(The task) Lines containing the string "image" are to be counted; report the total by itself.

-*-*-

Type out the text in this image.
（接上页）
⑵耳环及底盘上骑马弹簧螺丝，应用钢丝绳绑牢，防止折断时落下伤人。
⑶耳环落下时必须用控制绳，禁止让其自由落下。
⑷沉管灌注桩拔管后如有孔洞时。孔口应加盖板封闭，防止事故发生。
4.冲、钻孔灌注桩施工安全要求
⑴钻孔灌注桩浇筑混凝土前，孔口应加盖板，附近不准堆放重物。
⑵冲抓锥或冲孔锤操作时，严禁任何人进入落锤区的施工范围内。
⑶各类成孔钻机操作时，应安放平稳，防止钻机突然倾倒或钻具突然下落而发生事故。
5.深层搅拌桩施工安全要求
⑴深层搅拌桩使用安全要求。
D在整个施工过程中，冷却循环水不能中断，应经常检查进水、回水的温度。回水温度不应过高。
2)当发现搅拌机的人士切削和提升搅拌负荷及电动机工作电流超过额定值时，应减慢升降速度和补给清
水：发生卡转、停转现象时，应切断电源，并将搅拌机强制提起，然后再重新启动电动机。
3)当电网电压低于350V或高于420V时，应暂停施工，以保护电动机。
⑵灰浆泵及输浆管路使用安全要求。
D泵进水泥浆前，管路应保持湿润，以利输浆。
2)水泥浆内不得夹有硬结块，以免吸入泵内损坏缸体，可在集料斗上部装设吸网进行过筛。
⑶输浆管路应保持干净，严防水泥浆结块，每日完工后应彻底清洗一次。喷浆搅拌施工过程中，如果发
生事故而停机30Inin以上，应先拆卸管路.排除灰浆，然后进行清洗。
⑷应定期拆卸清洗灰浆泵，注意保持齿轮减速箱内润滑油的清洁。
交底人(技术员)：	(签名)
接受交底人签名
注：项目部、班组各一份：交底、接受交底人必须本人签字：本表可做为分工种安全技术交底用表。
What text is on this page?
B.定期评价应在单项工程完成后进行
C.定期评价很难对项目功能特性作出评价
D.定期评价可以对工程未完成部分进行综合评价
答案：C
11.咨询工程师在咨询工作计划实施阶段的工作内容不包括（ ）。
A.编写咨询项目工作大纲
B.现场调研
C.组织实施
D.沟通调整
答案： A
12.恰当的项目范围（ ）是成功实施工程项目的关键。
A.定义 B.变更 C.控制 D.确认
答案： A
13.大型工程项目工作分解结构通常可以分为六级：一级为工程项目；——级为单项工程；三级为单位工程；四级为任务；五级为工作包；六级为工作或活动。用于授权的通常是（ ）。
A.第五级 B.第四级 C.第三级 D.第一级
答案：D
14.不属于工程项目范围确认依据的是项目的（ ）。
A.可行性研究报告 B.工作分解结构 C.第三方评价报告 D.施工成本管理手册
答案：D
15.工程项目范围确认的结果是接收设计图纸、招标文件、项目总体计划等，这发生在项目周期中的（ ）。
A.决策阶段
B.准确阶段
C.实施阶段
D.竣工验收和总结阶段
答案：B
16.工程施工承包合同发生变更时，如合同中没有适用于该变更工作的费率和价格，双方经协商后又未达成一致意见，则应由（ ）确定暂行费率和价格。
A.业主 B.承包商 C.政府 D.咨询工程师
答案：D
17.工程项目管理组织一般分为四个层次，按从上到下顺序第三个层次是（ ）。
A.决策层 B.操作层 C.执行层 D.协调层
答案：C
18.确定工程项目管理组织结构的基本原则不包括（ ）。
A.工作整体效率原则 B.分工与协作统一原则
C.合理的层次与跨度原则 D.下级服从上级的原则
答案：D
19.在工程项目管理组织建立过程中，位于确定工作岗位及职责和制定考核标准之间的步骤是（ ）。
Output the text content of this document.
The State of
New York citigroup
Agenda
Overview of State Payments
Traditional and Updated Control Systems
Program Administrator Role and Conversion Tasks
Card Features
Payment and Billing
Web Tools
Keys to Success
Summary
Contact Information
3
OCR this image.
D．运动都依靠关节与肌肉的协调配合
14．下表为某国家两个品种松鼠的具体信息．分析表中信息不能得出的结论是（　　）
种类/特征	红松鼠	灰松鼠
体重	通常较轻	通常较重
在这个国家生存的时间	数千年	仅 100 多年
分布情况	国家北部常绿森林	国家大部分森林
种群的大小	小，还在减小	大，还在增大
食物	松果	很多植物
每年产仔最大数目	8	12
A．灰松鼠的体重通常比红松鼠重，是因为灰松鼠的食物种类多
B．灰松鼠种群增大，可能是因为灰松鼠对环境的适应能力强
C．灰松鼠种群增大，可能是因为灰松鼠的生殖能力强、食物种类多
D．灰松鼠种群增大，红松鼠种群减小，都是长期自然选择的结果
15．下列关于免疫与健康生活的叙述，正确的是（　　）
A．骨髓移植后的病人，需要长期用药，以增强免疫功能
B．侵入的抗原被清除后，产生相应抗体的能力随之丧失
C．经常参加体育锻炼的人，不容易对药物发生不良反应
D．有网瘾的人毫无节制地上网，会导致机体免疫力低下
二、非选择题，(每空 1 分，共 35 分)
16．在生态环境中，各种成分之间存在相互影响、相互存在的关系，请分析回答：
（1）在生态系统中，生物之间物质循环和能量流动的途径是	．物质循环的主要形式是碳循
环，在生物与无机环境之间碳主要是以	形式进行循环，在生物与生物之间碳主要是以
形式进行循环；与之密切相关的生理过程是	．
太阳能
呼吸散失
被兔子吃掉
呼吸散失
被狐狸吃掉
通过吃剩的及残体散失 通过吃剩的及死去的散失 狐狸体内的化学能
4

-*-*-

(Worked answer) 2